■ **Extracted data**
** start **

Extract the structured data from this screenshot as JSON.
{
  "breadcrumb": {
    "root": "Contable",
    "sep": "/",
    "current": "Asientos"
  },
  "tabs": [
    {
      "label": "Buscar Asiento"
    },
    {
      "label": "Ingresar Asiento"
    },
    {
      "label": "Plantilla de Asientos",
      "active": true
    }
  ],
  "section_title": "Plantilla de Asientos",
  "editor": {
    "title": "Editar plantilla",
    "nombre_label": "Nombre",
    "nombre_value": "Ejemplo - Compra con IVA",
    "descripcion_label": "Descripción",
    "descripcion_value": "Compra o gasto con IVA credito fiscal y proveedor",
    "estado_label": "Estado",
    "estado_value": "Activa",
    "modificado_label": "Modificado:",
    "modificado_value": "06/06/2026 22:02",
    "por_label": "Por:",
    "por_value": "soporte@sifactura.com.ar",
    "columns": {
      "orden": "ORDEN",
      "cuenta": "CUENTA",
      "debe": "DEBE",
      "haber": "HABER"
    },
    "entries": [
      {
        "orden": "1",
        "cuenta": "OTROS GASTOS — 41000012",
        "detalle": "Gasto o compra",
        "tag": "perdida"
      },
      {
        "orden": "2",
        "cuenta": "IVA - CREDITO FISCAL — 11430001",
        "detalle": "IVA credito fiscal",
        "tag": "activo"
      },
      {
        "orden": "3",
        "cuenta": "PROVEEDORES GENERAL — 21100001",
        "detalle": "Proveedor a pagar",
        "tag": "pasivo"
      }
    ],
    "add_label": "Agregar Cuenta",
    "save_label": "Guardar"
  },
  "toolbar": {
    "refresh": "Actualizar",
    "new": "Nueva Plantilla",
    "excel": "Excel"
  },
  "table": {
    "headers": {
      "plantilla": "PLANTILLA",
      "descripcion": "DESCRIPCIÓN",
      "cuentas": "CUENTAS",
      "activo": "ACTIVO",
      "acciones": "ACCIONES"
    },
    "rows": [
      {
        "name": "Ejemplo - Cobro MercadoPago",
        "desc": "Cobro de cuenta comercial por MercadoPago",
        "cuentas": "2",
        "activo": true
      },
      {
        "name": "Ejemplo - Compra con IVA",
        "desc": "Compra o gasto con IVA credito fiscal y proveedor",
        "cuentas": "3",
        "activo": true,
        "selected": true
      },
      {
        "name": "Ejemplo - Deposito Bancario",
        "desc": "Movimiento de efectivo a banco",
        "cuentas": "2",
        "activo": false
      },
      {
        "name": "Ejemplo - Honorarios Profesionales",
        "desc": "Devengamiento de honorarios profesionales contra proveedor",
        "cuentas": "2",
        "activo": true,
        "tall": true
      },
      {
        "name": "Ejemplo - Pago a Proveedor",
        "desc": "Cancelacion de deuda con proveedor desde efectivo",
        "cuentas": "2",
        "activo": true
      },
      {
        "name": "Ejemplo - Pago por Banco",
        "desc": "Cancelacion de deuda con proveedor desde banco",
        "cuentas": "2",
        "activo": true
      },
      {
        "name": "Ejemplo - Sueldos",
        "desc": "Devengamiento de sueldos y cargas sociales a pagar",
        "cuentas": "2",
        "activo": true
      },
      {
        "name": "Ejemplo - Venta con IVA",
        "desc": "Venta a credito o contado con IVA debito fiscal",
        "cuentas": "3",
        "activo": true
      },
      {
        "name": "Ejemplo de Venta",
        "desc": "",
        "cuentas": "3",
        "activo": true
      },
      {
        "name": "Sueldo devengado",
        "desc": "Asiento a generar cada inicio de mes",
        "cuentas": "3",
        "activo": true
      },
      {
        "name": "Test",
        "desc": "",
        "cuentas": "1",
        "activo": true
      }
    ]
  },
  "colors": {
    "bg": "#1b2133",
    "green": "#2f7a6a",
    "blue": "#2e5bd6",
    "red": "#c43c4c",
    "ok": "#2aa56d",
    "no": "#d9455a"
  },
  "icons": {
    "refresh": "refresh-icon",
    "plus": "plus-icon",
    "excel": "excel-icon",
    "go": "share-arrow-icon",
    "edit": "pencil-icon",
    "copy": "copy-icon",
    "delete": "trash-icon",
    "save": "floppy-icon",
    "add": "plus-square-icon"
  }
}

** end **

■ **The exercise**
Copy all the lines, exactly.

■ **Task answer**
Extract the structured data from this screenshot as JSON.
{
  "breadcrumb": {
    "root": "Contable",
    "sep": "/",
    "current": "Asientos"
  },
  "tabs": [
    {
      "label": "Buscar Asiento"
    },
    {
      "label": "Ingresar Asiento"
    },
    {
      "label": "Plantilla de Asientos",
      "active": true
    }
  ],
  "section_title": "Plantilla de Asientos",
  "editor": {
    "title": "Editar plantilla",
    "nombre_label": "Nombre",
    "nombre_value": "Ejemplo - Compra con IVA",
    "descripcion_label": "Descripción",
    "descripcion_value": "Compra o gasto con IVA credito fiscal y proveedor",
    "estado_label": "Estado",
    "estado_value": "Activa",
    "modificado_label": "Modificado:",
    "modificado_value": "06/06/2026 22:02",
    "por_label": "Por:",
    "por_value": "soporte@sifactura.com.ar",
    "columns": {
      "orden": "ORDEN",
      "cuenta": "CUENTA",
      "debe": "DEBE",
      "haber": "HABER"
    },
    "entries": [
      {
        "orden": "1",
        "cuenta": "OTROS GASTOS — 41000012",
        "detalle": "Gasto o compra",
        "tag": "perdida"
      },
      {
        "orden": "2",
        "cuenta": "IVA - CREDITO FISCAL — 11430001",
        "detalle": "IVA credito fiscal",
        "tag": "activo"
      },
      {
        "orden": "3",
        "cuenta": "PROVEEDORES GENERAL — 21100001",
        "detalle": "Proveedor a pagar",
        "tag": "pasivo"
      }
    ],
    "add_label": "Agregar Cuenta",
    "save_label": "Guardar"
  },
  "toolbar": {
    "refresh": "Actualizar",
    "new": "Nueva Plantilla",
    "excel": "Excel"
  },
  "table": {
    "headers": {
      "plantilla": "PLANTILLA",
      "descripcion": "DESCRIPCIÓN",
      "cuentas": "CUENTAS",
      "activo": "ACTIVO",
      "acciones": "ACCIONES"
    },
    "rows": [
      {
        "name": "Ejemplo - Cobro MercadoPago",
        "desc": "Cobro de cuenta comercial por MercadoPago",
        "cuentas": "2",
        "activo": true
      },
      {
        "name": "Ejemplo - Compra con IVA",
        "desc": "Compra o gasto con IVA credito fiscal y proveedor",
        "cuentas": "3",
        "activo": true,
        "selected": true
      },
      {
        "name": "Ejemplo - Deposito Bancario",
        "desc": "Movimiento de efectivo a banco",
        "cuentas": "2",
        "activo": false
      },
      {
        "name": "Ejemplo - Honorarios Profesionales",
        "desc": "Devengamiento de honorarios profesionales contra proveedor",
        "cuentas": "2",
        "activo": true,
        "tall": true
      },
      {
        "name": "Ejemplo - Pago a Proveedor",
        "desc": "Cancelacion de deuda con proveedor desde efectivo",
        "cuentas": "2",
        "activo": true
      },
      {
        "name": "Ejemplo - Pago por Banco",
        "desc": "Cancelacion de deuda con proveedor desde banco",
        "cuentas": "2",
        "activo": true
      },
      {
        "name": "Ejemplo - Sueldos",
        "desc": "Devengamiento de sueldos y cargas sociales a pagar",
        "cuentas": "2",
        "activo": true
      },
      {
        "name": "Ejemplo - Venta con IVA",
        "desc": "Venta a credito o contado con IVA debito fiscal",
        "cuentas": "3",
        "activo": true
      },
      {
        "name": "Ejemplo de Venta",
        "desc": "",
        "cuentas": "3",
        "activo": true
      },
      {
        "name": "Sueldo devengado",
        "desc": "Asiento a generar cada inicio de mes",
        "cuentas": "3",
        "activo": true
      },
      {
        "name": "Test",
        "desc": "",
        "cuentas": "1",
        "activo": true
      }
    ]
  },
  "colors": {
    "bg": "#1b2133",
    "green": "#2f7a6a",
    "blue": "#2e5bd6",
    "red": "#c43c4c",
    "ok": "#2aa56d",
    "no": "#d9455a"
  },
  "icons": {
    "refresh": "refresh-icon",
    "plus": "plus-icon",
    "excel": "excel-icon",
    "go": "share-arrow-icon",
    "edit": "pencil-icon",
    "copy": "copy-icon",
    "delete": "trash-icon",
    "save": "floppy-icon",
    "add": "plus-square-icon"
  }
}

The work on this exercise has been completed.